● **EXERCISE PROMPT**: Quote all of the material below line by line, with no change to any character.

## Start MATERIAL

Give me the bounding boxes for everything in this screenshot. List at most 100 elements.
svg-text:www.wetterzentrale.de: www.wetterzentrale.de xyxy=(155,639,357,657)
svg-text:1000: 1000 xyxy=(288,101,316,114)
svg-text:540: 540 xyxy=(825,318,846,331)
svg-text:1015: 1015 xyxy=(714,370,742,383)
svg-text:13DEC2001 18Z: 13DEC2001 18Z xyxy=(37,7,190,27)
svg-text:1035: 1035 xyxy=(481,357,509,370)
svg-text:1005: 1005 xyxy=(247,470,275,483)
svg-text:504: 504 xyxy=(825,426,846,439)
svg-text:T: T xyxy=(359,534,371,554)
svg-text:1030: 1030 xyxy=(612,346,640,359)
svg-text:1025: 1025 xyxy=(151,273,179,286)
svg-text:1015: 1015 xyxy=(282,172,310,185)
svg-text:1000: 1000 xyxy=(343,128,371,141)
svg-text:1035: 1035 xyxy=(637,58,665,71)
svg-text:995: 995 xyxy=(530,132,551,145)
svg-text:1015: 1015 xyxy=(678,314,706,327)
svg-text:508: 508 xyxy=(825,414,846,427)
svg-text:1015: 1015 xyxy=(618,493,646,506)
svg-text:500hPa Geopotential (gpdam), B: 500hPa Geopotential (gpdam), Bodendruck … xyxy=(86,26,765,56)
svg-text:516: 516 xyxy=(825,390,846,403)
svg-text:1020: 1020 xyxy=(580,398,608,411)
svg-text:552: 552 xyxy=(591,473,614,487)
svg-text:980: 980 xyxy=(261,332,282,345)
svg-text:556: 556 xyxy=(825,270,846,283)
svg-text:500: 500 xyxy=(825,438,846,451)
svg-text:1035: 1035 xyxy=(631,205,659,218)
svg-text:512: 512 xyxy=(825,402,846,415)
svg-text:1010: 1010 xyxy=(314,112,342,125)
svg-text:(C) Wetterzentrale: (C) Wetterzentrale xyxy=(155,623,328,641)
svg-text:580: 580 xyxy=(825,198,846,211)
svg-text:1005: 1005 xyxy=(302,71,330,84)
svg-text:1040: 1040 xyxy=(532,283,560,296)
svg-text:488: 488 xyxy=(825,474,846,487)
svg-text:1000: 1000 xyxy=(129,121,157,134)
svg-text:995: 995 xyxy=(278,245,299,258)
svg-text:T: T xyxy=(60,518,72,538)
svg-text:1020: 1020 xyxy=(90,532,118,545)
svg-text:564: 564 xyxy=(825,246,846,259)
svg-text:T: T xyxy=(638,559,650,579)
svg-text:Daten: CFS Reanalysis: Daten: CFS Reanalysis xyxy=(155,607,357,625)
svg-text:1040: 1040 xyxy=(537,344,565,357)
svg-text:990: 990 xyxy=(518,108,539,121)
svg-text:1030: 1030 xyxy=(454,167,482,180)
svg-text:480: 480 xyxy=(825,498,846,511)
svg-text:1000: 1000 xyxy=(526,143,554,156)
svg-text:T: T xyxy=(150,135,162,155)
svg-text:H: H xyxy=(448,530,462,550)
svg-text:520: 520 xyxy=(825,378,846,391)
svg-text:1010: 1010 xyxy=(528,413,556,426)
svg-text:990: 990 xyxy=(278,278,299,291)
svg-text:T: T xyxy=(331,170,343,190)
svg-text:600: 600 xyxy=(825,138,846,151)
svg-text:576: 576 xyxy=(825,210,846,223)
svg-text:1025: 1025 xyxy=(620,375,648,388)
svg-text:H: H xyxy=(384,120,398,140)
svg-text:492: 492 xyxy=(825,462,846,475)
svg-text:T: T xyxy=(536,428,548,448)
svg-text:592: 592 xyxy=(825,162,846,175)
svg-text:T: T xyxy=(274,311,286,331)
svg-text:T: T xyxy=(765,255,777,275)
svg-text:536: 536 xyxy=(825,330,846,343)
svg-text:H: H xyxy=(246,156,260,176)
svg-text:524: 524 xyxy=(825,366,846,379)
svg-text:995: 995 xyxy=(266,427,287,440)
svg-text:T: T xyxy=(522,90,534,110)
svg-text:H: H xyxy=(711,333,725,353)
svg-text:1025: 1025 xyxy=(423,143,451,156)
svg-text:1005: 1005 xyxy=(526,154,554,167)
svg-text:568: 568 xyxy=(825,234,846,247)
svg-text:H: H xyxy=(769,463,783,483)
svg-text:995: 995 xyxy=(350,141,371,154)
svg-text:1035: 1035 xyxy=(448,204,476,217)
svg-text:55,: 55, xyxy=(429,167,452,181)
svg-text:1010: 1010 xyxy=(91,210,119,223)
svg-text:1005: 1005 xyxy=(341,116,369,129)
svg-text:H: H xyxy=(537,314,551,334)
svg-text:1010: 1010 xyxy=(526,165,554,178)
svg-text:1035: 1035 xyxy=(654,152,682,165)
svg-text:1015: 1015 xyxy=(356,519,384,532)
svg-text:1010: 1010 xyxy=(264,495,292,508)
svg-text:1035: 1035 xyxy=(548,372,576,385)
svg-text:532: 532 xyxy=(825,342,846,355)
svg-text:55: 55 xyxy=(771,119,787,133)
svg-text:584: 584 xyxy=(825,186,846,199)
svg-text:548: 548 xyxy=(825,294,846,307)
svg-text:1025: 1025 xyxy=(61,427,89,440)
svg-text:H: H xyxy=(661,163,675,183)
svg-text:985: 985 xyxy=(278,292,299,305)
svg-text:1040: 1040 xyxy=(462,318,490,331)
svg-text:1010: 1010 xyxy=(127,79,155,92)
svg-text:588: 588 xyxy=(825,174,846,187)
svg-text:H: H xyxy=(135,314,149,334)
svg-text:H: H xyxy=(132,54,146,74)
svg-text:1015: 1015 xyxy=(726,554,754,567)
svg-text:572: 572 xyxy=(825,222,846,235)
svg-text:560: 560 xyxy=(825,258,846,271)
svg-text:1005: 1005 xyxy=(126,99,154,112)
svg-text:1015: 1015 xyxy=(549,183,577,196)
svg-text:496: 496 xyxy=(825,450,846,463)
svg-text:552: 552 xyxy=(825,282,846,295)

## End MATERIAL

● **EXERCISE SOLUTION**:
Give me the bounding boxes for everything in this screenshot. List at most 100 elements.
svg-text:www.wetterzentrale.de: www.wetterzentrale.de xyxy=(155,639,357,657)
svg-text:1000: 1000 xyxy=(288,101,316,114)
svg-text:540: 540 xyxy=(825,318,846,331)
svg-text:1015: 1015 xyxy=(714,370,742,383)
svg-text:13DEC2001 18Z: 13DEC2001 18Z xyxy=(37,7,190,27)
svg-text:1035: 1035 xyxy=(481,357,509,370)
svg-text:1005: 1005 xyxy=(247,470,275,483)
svg-text:504: 504 xyxy=(825,426,846,439)
svg-text:T: T xyxy=(359,534,371,554)
svg-text:1030: 1030 xyxy=(612,346,640,359)
svg-text:1025: 1025 xyxy=(151,273,179,286)
svg-text:1015: 1015 xyxy=(282,172,310,185)
svg-text:1000: 1000 xyxy=(343,128,371,141)
svg-text:1035: 1035 xyxy=(637,58,665,71)
svg-text:995: 995 xyxy=(530,132,551,145)
svg-text:1015: 1015 xyxy=(678,314,706,327)
svg-text:508: 508 xyxy=(825,414,846,427)
svg-text:1015: 1015 xyxy=(618,493,646,506)
svg-text:500hPa Geopotential (gpdam), B: 500hPa Geopotential (gpdam), Bodendruck … xyxy=(86,26,765,56)
svg-text:516: 516 xyxy=(825,390,846,403)
svg-text:1020: 1020 xyxy=(580,398,608,411)
svg-text:552: 552 xyxy=(591,473,614,487)
svg-text:980: 980 xyxy=(261,332,282,345)
svg-text:556: 556 xyxy=(825,270,846,283)
svg-text:500: 500 xyxy=(825,438,846,451)
svg-text:1035: 1035 xyxy=(631,205,659,218)
svg-text:512: 512 xyxy=(825,402,846,415)
svg-text:1010: 1010 xyxy=(314,112,342,125)
svg-text:(C) Wetterzentrale: (C) Wetterzentrale xyxy=(155,623,328,641)
svg-text:580: 580 xyxy=(825,198,846,211)
svg-text:1005: 1005 xyxy=(302,71,330,84)
svg-text:1040: 1040 xyxy=(532,283,560,296)
svg-text:488: 488 xyxy=(825,474,846,487)
svg-text:1000: 1000 xyxy=(129,121,157,134)
svg-text:995: 995 xyxy=(278,245,299,258)
svg-text:T: T xyxy=(60,518,72,538)
svg-text:1020: 1020 xyxy=(90,532,118,545)
svg-text:564: 564 xyxy=(825,246,846,259)
svg-text:T: T xyxy=(638,559,650,579)
svg-text:Daten: CFS Reanalysis: Daten: CFS Reanalysis xyxy=(155,607,357,625)
svg-text:1040: 1040 xyxy=(537,344,565,357)
svg-text:990: 990 xyxy=(518,108,539,121)
svg-text:1030: 1030 xyxy=(454,167,482,180)
svg-text:480: 480 xyxy=(825,498,846,511)
svg-text:1000: 1000 xyxy=(526,143,554,156)
svg-text:T: T xyxy=(150,135,162,155)
svg-text:H: H xyxy=(448,530,462,550)
svg-text:520: 520 xyxy=(825,378,846,391)
svg-text:1010: 1010 xyxy=(528,413,556,426)
svg-text:990: 990 xyxy=(278,278,299,291)
svg-text:T: T xyxy=(331,170,343,190)
svg-text:600: 600 xyxy=(825,138,846,151)
svg-text:576: 576 xyxy=(825,210,846,223)
svg-text:1025: 1025 xyxy=(620,375,648,388)
svg-text:H: H xyxy=(384,120,398,140)
svg-text:492: 492 xyxy=(825,462,846,475)
svg-text:T: T xyxy=(536,428,548,448)
svg-text:592: 592 xyxy=(825,162,846,175)
svg-text:T: T xyxy=(274,311,286,331)
svg-text:T: T xyxy=(765,255,777,275)
svg-text:536: 536 xyxy=(825,330,846,343)
svg-text:H: H xyxy=(246,156,260,176)
svg-text:524: 524 xyxy=(825,366,846,379)
svg-text:995: 995 xyxy=(266,427,287,440)
svg-text:T: T xyxy=(522,90,534,110)
svg-text:H: H xyxy=(711,333,725,353)
svg-text:1025: 1025 xyxy=(423,143,451,156)
svg-text:1005: 1005 xyxy=(526,154,554,167)
svg-text:568: 568 xyxy=(825,234,846,247)
svg-text:H: H xyxy=(769,463,783,483)
svg-text:995: 995 xyxy=(350,141,371,154)
svg-text:1035: 1035 xyxy=(448,204,476,217)
svg-text:55,: 55, xyxy=(429,167,452,181)
svg-text:1010: 1010 xyxy=(91,210,119,223)
svg-text:1005: 1005 xyxy=(341,116,369,129)
svg-text:H: H xyxy=(537,314,551,334)
svg-text:1010: 1010 xyxy=(526,165,554,178)
svg-text:1035: 1035 xyxy=(654,152,682,165)
svg-text:1015: 1015 xyxy=(356,519,384,532)
svg-text:1010: 1010 xyxy=(264,495,292,508)
svg-text:1035: 1035 xyxy=(548,372,576,385)
svg-text:532: 532 xyxy=(825,342,846,355)
svg-text:55: 55 xyxy=(771,119,787,133)
svg-text:584: 584 xyxy=(825,186,846,199)
svg-text:548: 548 xyxy=(825,294,846,307)
svg-text:1025: 1025 xyxy=(61,427,89,440)
svg-text:H: H xyxy=(661,163,675,183)
svg-text:985: 985 xyxy=(278,292,299,305)
svg-text:1040: 1040 xyxy=(462,318,490,331)
svg-text:1010: 1010 xyxy=(127,79,155,92)
svg-text:588: 588 xyxy=(825,174,846,187)
svg-text:H: H xyxy=(135,314,149,334)
svg-text:H: H xyxy=(132,54,146,74)
svg-text:1015: 1015 xyxy=(726,554,754,567)
svg-text:572: 572 xyxy=(825,222,846,235)
svg-text:560: 560 xyxy=(825,258,846,271)
svg-text:1005: 1005 xyxy=(126,99,154,112)
svg-text:1015: 1015 xyxy=(549,183,577,196)
svg-text:496: 496 xyxy=(825,450,846,463)
svg-text:552: 552 xyxy=(825,282,846,295)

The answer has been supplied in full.